Set down exactly the lines from the one containing "Give me the" through the last line of the records below, both included, and nothing else.

▬▬▬▬▬▬▬▬▬▬

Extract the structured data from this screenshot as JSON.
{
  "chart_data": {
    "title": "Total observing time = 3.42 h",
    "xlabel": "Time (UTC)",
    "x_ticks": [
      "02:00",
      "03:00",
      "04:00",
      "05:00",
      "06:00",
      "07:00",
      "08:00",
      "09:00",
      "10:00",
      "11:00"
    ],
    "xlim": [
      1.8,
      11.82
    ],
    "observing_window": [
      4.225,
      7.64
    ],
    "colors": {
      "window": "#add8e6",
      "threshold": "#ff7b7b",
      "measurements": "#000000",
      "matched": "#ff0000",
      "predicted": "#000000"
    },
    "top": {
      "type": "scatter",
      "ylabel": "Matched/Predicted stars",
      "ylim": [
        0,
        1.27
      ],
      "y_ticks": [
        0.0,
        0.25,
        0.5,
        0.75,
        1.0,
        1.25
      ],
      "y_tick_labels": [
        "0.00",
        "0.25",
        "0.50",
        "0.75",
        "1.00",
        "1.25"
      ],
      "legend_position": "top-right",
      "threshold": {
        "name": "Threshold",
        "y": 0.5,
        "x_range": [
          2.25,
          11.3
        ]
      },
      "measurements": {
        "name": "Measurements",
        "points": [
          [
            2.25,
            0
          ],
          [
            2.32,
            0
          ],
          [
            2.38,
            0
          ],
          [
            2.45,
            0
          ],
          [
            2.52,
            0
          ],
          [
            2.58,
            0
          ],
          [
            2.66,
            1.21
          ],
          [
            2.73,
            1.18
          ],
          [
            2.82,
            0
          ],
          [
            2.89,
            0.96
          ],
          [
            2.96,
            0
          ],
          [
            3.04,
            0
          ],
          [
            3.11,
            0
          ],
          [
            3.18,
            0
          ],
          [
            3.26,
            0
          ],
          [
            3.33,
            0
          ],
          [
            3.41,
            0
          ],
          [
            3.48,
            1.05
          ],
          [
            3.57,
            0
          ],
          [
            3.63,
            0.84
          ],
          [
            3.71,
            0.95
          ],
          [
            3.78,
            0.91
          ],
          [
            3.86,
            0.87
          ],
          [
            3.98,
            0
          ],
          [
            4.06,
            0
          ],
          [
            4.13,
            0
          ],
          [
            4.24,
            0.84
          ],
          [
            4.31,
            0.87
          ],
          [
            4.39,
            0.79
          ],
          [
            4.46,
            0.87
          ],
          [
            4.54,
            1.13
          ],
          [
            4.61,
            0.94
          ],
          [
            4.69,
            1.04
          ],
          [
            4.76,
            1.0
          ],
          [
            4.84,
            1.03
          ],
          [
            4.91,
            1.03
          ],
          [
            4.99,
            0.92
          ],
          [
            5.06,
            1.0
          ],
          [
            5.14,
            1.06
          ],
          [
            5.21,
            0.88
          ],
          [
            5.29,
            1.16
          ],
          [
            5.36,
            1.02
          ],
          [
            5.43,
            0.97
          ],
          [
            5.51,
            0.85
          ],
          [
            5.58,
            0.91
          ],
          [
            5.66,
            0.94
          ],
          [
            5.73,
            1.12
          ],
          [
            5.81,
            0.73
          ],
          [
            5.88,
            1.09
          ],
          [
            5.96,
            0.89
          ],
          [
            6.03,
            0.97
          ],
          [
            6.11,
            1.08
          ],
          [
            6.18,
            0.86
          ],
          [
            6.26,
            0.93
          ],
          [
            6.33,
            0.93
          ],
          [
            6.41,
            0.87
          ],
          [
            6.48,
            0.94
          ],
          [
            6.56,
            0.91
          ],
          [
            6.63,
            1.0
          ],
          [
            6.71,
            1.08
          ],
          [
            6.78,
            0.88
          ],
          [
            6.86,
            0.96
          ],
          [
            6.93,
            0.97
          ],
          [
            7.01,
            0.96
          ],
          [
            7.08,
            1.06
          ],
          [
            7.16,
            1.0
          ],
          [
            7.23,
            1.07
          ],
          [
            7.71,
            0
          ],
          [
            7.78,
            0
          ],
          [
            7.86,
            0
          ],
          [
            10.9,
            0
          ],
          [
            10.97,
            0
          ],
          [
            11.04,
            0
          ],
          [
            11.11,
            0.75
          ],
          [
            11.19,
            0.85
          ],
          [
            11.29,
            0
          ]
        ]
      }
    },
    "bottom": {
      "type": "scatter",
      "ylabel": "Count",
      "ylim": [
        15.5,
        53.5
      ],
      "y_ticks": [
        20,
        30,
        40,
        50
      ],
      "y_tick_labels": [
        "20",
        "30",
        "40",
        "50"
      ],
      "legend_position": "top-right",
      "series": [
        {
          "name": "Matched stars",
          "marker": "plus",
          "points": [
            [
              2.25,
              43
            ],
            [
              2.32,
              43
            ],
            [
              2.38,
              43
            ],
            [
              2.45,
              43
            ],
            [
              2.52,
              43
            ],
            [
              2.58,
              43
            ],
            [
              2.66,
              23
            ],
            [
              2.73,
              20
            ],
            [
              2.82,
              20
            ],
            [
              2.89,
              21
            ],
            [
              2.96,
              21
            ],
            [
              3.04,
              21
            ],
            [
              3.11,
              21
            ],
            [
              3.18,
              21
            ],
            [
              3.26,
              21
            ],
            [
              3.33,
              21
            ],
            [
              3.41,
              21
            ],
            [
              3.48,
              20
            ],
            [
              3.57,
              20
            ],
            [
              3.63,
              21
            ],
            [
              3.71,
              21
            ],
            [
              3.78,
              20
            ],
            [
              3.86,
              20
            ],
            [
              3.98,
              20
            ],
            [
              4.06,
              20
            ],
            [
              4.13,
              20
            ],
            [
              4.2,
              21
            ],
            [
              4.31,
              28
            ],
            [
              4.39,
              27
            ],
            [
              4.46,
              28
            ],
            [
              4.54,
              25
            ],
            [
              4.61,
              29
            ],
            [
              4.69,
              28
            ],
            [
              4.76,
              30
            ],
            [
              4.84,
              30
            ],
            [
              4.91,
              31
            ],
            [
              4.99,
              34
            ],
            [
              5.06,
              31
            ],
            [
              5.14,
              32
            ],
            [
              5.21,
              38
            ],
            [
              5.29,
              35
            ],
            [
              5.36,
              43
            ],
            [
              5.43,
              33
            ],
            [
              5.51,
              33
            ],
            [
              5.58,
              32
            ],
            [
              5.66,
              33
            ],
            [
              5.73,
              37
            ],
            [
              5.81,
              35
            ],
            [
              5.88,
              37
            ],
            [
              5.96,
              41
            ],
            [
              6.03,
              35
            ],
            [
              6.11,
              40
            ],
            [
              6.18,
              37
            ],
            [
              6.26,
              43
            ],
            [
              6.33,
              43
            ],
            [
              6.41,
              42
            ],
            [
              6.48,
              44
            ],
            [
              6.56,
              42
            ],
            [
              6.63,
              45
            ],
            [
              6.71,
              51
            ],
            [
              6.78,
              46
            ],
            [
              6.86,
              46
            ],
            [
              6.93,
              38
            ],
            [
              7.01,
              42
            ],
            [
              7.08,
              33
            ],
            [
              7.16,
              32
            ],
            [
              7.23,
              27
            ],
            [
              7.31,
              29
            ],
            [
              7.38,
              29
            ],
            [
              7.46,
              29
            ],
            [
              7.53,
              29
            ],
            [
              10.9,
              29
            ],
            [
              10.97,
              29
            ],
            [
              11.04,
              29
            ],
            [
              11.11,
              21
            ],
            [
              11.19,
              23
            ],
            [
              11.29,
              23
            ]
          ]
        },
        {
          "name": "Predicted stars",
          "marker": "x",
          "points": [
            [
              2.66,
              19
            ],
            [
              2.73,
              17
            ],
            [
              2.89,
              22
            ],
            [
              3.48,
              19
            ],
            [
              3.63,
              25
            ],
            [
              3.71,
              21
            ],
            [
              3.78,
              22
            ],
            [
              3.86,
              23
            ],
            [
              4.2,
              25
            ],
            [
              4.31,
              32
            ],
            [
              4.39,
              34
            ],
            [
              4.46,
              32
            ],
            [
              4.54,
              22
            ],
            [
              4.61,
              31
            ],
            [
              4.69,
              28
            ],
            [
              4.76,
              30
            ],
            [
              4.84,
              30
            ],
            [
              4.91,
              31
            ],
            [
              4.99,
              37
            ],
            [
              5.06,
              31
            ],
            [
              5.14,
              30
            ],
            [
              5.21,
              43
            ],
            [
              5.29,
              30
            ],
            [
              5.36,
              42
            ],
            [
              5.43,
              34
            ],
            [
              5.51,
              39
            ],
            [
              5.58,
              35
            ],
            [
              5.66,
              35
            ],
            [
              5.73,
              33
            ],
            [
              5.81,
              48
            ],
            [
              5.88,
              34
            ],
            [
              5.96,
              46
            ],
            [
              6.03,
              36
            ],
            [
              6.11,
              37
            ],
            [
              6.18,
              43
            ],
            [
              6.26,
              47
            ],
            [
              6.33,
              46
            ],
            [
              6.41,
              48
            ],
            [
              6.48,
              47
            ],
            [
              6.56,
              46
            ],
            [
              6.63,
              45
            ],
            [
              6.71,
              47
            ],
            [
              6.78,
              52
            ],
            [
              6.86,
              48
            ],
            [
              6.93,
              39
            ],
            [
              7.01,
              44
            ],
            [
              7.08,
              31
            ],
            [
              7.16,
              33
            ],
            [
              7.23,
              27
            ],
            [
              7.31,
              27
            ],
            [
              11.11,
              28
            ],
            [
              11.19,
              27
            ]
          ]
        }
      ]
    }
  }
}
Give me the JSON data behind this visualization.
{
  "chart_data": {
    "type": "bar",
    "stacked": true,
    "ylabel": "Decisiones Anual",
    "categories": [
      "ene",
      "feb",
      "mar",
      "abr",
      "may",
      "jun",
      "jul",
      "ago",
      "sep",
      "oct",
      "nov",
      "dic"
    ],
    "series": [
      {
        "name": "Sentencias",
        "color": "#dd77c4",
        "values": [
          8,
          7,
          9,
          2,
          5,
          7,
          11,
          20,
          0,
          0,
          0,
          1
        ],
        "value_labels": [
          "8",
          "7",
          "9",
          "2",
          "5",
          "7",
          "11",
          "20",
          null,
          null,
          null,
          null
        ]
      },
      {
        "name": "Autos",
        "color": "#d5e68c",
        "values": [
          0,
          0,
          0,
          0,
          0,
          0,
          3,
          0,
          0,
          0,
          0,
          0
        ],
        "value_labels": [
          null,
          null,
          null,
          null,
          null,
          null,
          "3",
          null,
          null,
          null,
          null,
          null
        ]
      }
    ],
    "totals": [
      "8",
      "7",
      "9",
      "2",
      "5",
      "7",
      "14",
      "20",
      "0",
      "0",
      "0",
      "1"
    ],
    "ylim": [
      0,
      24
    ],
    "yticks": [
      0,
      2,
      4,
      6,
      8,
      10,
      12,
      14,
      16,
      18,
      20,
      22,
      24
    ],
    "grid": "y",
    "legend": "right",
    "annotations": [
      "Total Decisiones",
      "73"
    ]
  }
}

▬▬▬▬▬▬▬▬▬▬

**Solution to the problem**
Give me the JSON data behind this visualization.
{
  "chart_data": {
    "type": "bar",
    "stacked": true,
    "ylabel": "Decisiones Anual",
    "categories": [
      "ene",
      "feb",
      "mar",
      "abr",
      "may",
      "jun",
      "jul",
      "ago",
      "sep",
      "oct",
      "nov",
      "dic"
    ],
    "series": [
      {
        "name": "Sentencias",
        "color": "#dd77c4",
        "values": [
          8,
          7,
          9,
          2,
          5,
          7,
          11,
          20,
          0,
          0,
          0,
          1
        ],
        "value_labels": [
          "8",
          "7",
          "9",
          "2",
          "5",
          "7",
          "11",
          "20",
          null,
          null,
          null,
          null
        ]
      },
      {
        "name": "Autos",
        "color": "#d5e68c",
        "values": [
          0,
          0,
          0,
          0,
          0,
          0,
          3,
          0,
          0,
          0,
          0,
          0
        ],
        "value_labels": [
          null,
          null,
          null,
          null,
          null,
          null,
          "3",
          null,
          null,
          null,
          null,
          null
        ]
      }
    ],
    "totals": [
      "8",
      "7",
      "9",
      "2",
      "5",
      "7",
      "14",
      "20",
      "0",
      "0",
      "0",
      "1"
    ],
    "ylim": [
      0,
      24
    ],
    "yticks": [
      0,
      2,
      4,
      6,
      8,
      10,
      12,
      14,
      16,
      18,
      20,
      22,
      24
    ],
    "grid": "y",
    "legend": "right",
    "annotations": [
      "Total Decisiones",
      "73"
    ]
  }
}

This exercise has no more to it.